* YOUR INSTRUCTIONS
Filter the lines below, copying only those with the string "power".

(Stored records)
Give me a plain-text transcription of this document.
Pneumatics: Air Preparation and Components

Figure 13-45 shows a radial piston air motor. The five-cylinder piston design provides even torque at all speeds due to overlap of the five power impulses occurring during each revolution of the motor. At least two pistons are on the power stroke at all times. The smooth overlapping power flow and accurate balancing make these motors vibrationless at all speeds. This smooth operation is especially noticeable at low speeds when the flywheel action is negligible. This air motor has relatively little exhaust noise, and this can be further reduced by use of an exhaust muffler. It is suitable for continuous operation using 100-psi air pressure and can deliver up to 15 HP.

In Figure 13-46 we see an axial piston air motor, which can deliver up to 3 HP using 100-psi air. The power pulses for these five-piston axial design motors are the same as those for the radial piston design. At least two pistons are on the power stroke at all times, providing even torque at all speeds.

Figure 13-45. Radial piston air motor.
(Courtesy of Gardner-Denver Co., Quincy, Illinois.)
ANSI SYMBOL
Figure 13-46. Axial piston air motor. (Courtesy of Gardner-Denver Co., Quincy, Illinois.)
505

==

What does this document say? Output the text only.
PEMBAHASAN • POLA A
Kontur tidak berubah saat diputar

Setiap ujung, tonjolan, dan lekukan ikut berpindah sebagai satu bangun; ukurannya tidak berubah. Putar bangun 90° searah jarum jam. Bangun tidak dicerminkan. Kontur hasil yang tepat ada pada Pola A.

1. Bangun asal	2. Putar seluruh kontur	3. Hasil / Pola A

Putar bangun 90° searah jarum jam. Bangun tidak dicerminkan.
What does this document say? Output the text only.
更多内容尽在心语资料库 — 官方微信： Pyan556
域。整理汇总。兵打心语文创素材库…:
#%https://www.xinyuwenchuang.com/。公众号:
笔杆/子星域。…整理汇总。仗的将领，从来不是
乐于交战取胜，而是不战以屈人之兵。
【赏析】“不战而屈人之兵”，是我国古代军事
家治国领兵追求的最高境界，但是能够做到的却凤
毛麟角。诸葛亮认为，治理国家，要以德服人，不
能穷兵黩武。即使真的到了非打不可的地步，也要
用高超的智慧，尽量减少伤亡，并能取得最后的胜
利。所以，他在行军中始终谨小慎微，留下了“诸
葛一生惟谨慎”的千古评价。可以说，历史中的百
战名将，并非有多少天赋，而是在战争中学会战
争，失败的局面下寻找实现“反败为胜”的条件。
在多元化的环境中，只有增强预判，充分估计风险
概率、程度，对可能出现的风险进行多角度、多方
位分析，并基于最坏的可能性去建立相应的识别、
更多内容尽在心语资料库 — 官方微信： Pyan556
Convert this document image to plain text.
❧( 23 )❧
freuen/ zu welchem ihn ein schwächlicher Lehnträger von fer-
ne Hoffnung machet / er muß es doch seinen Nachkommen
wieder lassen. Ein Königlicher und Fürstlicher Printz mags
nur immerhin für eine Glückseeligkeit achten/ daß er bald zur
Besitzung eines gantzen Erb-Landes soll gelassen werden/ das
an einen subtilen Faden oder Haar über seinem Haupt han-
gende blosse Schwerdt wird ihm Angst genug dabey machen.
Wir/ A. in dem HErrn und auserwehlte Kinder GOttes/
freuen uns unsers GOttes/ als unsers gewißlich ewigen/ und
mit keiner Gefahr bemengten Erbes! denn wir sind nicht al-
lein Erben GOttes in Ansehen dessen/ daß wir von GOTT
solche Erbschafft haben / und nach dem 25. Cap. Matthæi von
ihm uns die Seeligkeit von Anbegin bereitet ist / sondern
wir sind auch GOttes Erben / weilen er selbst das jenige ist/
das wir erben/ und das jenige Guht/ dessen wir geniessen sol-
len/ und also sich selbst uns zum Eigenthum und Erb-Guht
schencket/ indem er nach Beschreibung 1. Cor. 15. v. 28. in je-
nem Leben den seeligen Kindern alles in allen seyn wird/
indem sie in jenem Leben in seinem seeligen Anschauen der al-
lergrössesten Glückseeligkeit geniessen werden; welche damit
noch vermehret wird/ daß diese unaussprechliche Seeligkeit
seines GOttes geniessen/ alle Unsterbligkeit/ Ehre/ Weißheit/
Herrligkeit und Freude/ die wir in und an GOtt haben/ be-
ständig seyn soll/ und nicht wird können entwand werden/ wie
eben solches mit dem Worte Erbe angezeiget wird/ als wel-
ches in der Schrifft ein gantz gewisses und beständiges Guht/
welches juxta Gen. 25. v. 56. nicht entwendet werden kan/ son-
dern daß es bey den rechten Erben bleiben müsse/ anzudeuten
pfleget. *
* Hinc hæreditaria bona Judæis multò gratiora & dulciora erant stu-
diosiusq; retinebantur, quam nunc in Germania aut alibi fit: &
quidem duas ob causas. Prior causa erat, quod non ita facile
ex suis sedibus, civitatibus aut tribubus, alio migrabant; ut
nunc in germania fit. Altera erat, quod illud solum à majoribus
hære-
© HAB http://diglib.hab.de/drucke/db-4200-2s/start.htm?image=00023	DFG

* ANSWER BELOW
Figure 13-45 shows a radial piston air motor. The five-cylinder piston design provides even torque at all speeds due to overlap of the five power impulses occurring during each revolution of the motor. At least two pistons are on the power stroke at all times. The smooth overlapping power flow and accurate balancing make these motors vibrationless at all speeds. This smooth operation is especially noticeable at low speeds when the flywheel action is negligible. This air motor has relatively little exhaust noise, and this can be further reduced by use of an exhaust muffler. It is suitable for continuous operation using 100-psi air pressure and can deliver up to 15 HP.
In Figure 13-46 we see an axial piston air motor, which can deliver up to 3 HP using 100-psi air. The power pulses for these five-piston axial design motors are the same as those for the radial piston design. At least two pistons are on the power stroke at all times, providing even torque at all speeds.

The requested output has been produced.